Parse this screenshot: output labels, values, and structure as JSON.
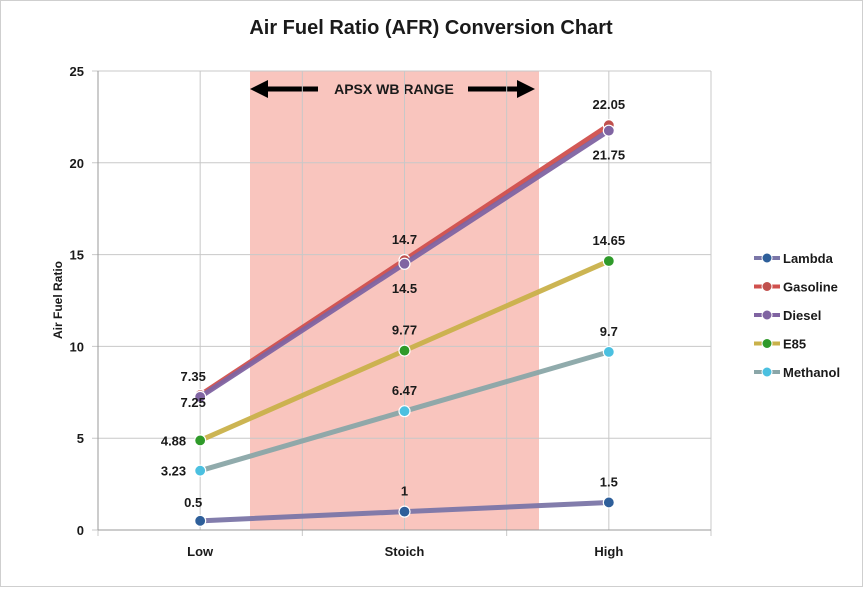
{
  "chart_data": {
    "type": "line",
    "title": "Air Fuel Ratio (AFR) Conversion Chart",
    "xlabel": "",
    "ylabel": "Air Fuel Ratio",
    "categories": [
      "Low",
      "Stoich",
      "High"
    ],
    "ylim": [
      0,
      25
    ],
    "yticks": [
      0,
      5,
      10,
      15,
      20,
      25
    ],
    "grid": true,
    "legend_position": "right",
    "series": [
      {
        "name": "Lambda",
        "values": [
          0.5,
          1,
          1.5
        ],
        "color": "#2e5f9a",
        "line_color": "#7b76a8",
        "labels": [
          "0.5",
          "1",
          "1.5"
        ]
      },
      {
        "name": "Gasoline",
        "values": [
          7.35,
          14.7,
          22.05
        ],
        "color": "#c0504d",
        "line_color": "#d0504d",
        "labels": [
          "7.35",
          "14.7",
          "22.05"
        ]
      },
      {
        "name": "Diesel",
        "values": [
          7.25,
          14.5,
          21.75
        ],
        "color": "#8064a2",
        "line_color": "#8064a2",
        "labels": [
          "7.25",
          "14.5",
          "21.75"
        ]
      },
      {
        "name": "E85",
        "values": [
          4.88,
          9.77,
          14.65
        ],
        "color": "#2f9a2a",
        "line_color": "#c9b14a",
        "labels": [
          "4.88",
          "9.77",
          "14.65"
        ]
      },
      {
        "name": "Methanol",
        "values": [
          3.23,
          6.47,
          9.7
        ],
        "color": "#4bc0e0",
        "line_color": "#8aa6a8",
        "labels": [
          "3.23",
          "6.47",
          "9.7"
        ]
      }
    ],
    "annotation": {
      "text": "APSX WB RANGE",
      "band_color": "#f9c5be"
    }
  }
}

--- TASK INSTRUCTIONS ---
Copy every record above exactly, leaving out any pictures.

--- TASK RESULT ---
Parse this screenshot: output labels, values, and structure as JSON.
{
  "chart_data": {
    "type": "line",
    "title": "Air Fuel Ratio (AFR) Conversion Chart",
    "xlabel": "",
    "ylabel": "Air Fuel Ratio",
    "categories": [
      "Low",
      "Stoich",
      "High"
    ],
    "ylim": [
      0,
      25
    ],
    "yticks": [
      0,
      5,
      10,
      15,
      20,
      25
    ],
    "grid": true,
    "legend_position": "right",
    "series": [
      {
        "name": "Lambda",
        "values": [
          0.5,
          1,
          1.5
        ],
        "color": "#2e5f9a",
        "line_color": "#7b76a8",
        "labels": [
          "0.5",
          "1",
          "1.5"
        ]
      },
      {
        "name": "Gasoline",
        "values": [
          7.35,
          14.7,
          22.05
        ],
        "color": "#c0504d",
        "line_color": "#d0504d",
        "labels": [
          "7.35",
          "14.7",
          "22.05"
        ]
      },
      {
        "name": "Diesel",
        "values": [
          7.25,
          14.5,
          21.75
        ],
        "color": "#8064a2",
        "line_color": "#8064a2",
        "labels": [
          "7.25",
          "14.5",
          "21.75"
        ]
      },
      {
        "name": "E85",
        "values": [
          4.88,
          9.77,
          14.65
        ],
        "color": "#2f9a2a",
        "line_color": "#c9b14a",
        "labels": [
          "4.88",
          "9.77",
          "14.65"
        ]
      },
      {
        "name": "Methanol",
        "values": [
          3.23,
          6.47,
          9.7
        ],
        "color": "#4bc0e0",
        "line_color": "#8aa6a8",
        "labels": [
          "3.23",
          "6.47",
          "9.7"
        ]
      }
    ],
    "annotation": {
      "text": "APSX WB RANGE",
      "band_color": "#f9c5be"
    }
  }
}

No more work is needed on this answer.